** START **

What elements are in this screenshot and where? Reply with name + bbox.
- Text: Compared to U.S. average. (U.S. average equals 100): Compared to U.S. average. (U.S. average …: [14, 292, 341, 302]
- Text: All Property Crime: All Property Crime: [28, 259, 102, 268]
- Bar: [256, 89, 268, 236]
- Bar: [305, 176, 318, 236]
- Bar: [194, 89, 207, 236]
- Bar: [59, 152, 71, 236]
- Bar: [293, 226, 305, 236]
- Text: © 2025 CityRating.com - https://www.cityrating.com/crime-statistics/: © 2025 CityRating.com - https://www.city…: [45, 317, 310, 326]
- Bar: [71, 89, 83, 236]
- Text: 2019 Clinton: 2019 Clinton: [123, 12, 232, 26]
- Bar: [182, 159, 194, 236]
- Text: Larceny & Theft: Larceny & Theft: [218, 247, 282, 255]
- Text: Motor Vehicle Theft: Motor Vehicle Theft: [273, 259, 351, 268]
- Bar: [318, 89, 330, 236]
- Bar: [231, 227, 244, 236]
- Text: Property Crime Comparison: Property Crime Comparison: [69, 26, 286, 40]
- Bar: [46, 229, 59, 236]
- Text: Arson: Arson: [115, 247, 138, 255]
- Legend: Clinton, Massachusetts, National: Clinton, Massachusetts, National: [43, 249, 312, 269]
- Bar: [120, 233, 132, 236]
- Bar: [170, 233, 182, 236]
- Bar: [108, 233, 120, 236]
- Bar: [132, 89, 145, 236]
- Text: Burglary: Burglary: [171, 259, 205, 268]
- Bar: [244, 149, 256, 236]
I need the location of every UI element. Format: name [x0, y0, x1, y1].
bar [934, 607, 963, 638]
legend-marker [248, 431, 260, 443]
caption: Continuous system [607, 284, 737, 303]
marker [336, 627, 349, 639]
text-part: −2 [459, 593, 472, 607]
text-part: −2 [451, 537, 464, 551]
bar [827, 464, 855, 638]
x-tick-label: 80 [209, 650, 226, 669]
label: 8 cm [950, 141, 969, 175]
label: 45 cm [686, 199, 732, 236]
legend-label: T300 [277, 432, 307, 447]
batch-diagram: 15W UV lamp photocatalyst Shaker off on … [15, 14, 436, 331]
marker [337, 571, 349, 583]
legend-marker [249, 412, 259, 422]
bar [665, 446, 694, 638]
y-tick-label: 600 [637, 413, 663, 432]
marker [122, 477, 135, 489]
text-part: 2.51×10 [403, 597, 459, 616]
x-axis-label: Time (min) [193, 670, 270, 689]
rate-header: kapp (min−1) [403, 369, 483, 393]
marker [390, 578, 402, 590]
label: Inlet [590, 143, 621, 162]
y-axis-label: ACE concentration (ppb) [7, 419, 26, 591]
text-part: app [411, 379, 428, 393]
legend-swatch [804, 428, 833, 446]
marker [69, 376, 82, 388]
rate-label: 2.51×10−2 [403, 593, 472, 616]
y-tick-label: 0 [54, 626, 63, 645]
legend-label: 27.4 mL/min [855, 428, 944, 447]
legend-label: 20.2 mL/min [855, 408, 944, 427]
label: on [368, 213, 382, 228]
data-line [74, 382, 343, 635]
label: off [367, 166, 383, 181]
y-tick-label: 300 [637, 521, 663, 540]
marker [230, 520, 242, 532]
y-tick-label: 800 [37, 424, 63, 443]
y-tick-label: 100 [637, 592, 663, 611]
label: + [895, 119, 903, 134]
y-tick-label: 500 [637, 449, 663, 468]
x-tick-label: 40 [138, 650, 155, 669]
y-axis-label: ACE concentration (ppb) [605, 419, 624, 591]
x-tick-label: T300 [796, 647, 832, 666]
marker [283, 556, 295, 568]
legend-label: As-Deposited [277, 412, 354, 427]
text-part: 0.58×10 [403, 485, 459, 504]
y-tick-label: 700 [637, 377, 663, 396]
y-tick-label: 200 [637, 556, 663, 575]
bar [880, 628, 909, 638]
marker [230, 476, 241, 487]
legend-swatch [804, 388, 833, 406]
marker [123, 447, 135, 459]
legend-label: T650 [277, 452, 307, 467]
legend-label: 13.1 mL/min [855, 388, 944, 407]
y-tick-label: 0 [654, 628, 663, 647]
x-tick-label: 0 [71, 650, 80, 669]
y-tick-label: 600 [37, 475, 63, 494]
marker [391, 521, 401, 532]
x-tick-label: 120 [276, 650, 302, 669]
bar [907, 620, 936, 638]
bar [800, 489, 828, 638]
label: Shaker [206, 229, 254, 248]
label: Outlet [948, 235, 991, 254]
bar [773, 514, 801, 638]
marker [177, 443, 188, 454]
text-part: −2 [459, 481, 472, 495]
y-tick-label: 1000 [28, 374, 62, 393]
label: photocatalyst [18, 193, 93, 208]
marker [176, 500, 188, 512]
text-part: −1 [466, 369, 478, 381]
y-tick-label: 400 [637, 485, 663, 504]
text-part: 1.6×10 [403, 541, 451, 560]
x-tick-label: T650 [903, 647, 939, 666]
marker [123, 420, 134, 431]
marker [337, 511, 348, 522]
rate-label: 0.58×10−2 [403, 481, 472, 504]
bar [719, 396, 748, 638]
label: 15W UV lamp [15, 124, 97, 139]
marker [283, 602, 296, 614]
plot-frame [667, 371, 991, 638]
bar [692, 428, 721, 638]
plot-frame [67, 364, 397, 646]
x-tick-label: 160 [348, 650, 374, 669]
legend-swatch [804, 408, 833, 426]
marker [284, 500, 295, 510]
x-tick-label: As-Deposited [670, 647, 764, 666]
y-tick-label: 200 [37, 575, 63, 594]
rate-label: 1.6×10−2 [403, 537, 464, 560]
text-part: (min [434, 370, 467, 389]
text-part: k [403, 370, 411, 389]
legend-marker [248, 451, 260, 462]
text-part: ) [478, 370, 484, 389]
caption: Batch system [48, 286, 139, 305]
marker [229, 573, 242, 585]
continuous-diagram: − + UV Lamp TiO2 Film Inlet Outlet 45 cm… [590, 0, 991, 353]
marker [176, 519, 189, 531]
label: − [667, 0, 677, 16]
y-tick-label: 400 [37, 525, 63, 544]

** END **

■ PROBLEM REQUIREMENTS:
Please reproduce all of the material above line for line, with no changes.

■ CORRECT RESPONSE:
What elements are in this screenshot and where? Reply with name + bbox.
- Text: Compared to U.S. average. (U.S. average equals 100): Compared to U.S. average. (U.S. average …: [14, 292, 341, 302]
- Text: All Property Crime: All Property Crime: [28, 259, 102, 268]
- Bar: [256, 89, 268, 236]
- Bar: [305, 176, 318, 236]
- Bar: [194, 89, 207, 236]
- Bar: [59, 152, 71, 236]
- Bar: [293, 226, 305, 236]
- Text: © 2025 CityRating.com - https://www.cityrating.com/crime-statistics/: © 2025 CityRating.com - https://www.city…: [45, 317, 310, 326]
- Bar: [71, 89, 83, 236]
- Text: 2019 Clinton: 2019 Clinton: [123, 12, 232, 26]
- Bar: [182, 159, 194, 236]
- Text: Larceny & Theft: Larceny & Theft: [218, 247, 282, 255]
- Text: Motor Vehicle Theft: Motor Vehicle Theft: [273, 259, 351, 268]
- Bar: [318, 89, 330, 236]
- Bar: [231, 227, 244, 236]
- Text: Property Crime Comparison: Property Crime Comparison: [69, 26, 286, 40]
- Bar: [46, 229, 59, 236]
- Text: Arson: Arson: [115, 247, 138, 255]
- Legend: Clinton, Massachusetts, National: Clinton, Massachusetts, National: [43, 249, 312, 269]
- Bar: [120, 233, 132, 236]
- Bar: [170, 233, 182, 236]
- Bar: [108, 233, 120, 236]
- Bar: [132, 89, 145, 236]
- Text: Burglary: Burglary: [171, 259, 205, 268]
- Bar: [244, 149, 256, 236]
I need the location of every UI element. Format: name [x0, y0, x1, y1].
bar [934, 607, 963, 638]
legend-marker [248, 431, 260, 443]
caption: Continuous system [607, 284, 737, 303]
marker [336, 627, 349, 639]
text-part: −2 [459, 593, 472, 607]
text-part: −2 [451, 537, 464, 551]
bar [827, 464, 855, 638]
x-tick-label: 80 [209, 650, 226, 669]
label: 8 cm [950, 141, 969, 175]
label: 45 cm [686, 199, 732, 236]
legend-label: T300 [277, 432, 307, 447]
batch-diagram: 15W UV lamp photocatalyst Shaker off on … [15, 14, 436, 331]
marker [337, 571, 349, 583]
legend-marker [249, 412, 259, 422]
bar [665, 446, 694, 638]
y-tick-label: 600 [637, 413, 663, 432]
marker [122, 477, 135, 489]
text-part: 2.51×10 [403, 597, 459, 616]
x-axis-label: Time (min) [193, 670, 270, 689]
rate-header: kapp (min−1) [403, 369, 483, 393]
marker [390, 578, 402, 590]
label: Inlet [590, 143, 621, 162]
y-axis-label: ACE concentration (ppb) [7, 419, 26, 591]
text-part: app [411, 379, 428, 393]
legend-swatch [804, 428, 833, 446]
marker [69, 376, 82, 388]
rate-label: 2.51×10−2 [403, 593, 472, 616]
y-tick-label: 0 [54, 626, 63, 645]
legend-label: 27.4 mL/min [855, 428, 944, 447]
legend-label: 20.2 mL/min [855, 408, 944, 427]
label: on [368, 213, 382, 228]
data-line [74, 382, 343, 635]
label: off [367, 166, 383, 181]
y-tick-label: 300 [637, 521, 663, 540]
marker [230, 520, 242, 532]
y-tick-label: 800 [37, 424, 63, 443]
y-tick-label: 100 [637, 592, 663, 611]
label: + [895, 119, 903, 134]
y-tick-label: 500 [637, 449, 663, 468]
x-tick-label: 40 [138, 650, 155, 669]
y-axis-label: ACE concentration (ppb) [605, 419, 624, 591]
x-tick-label: T300 [796, 647, 832, 666]
marker [283, 556, 295, 568]
legend-label: As-Deposited [277, 412, 354, 427]
text-part: 0.58×10 [403, 485, 459, 504]
y-tick-label: 700 [637, 377, 663, 396]
y-tick-label: 200 [637, 556, 663, 575]
bar [880, 628, 909, 638]
marker [230, 476, 241, 487]
legend-swatch [804, 388, 833, 406]
marker [123, 447, 135, 459]
legend-label: T650 [277, 452, 307, 467]
legend-label: 13.1 mL/min [855, 388, 944, 407]
y-tick-label: 0 [654, 628, 663, 647]
x-tick-label: 0 [71, 650, 80, 669]
y-tick-label: 600 [37, 475, 63, 494]
marker [391, 521, 401, 532]
x-tick-label: 120 [276, 650, 302, 669]
bar [907, 620, 936, 638]
bar [800, 489, 828, 638]
label: Shaker [206, 229, 254, 248]
label: Outlet [948, 235, 991, 254]
bar [773, 514, 801, 638]
marker [177, 443, 188, 454]
text-part: −2 [459, 481, 472, 495]
y-tick-label: 1000 [28, 374, 62, 393]
label: photocatalyst [18, 193, 93, 208]
marker [176, 500, 188, 512]
text-part: −1 [466, 369, 478, 381]
y-tick-label: 400 [637, 485, 663, 504]
text-part: 1.6×10 [403, 541, 451, 560]
x-tick-label: T650 [903, 647, 939, 666]
marker [123, 420, 134, 431]
marker [337, 511, 348, 522]
rate-label: 0.58×10−2 [403, 481, 472, 504]
bar [719, 396, 748, 638]
label: 15W UV lamp [15, 124, 97, 139]
marker [283, 602, 296, 614]
plot-frame [667, 371, 991, 638]
bar [692, 428, 721, 638]
plot-frame [67, 364, 397, 646]
x-tick-label: 160 [348, 650, 374, 669]
legend-swatch [804, 408, 833, 426]
marker [284, 500, 295, 510]
x-tick-label: As-Deposited [670, 647, 764, 666]
y-tick-label: 200 [37, 575, 63, 594]
rate-label: 1.6×10−2 [403, 537, 464, 560]
text-part: (min [434, 370, 467, 389]
text-part: k [403, 370, 411, 389]
legend-marker [248, 451, 260, 462]
text-part: ) [478, 370, 484, 389]
caption: Batch system [48, 286, 139, 305]
marker [229, 573, 242, 585]
continuous-diagram: − + UV Lamp TiO2 Film Inlet Outlet 45 cm… [590, 0, 991, 353]
marker [176, 519, 189, 531]
label: − [667, 0, 677, 16]
y-tick-label: 400 [37, 525, 63, 544]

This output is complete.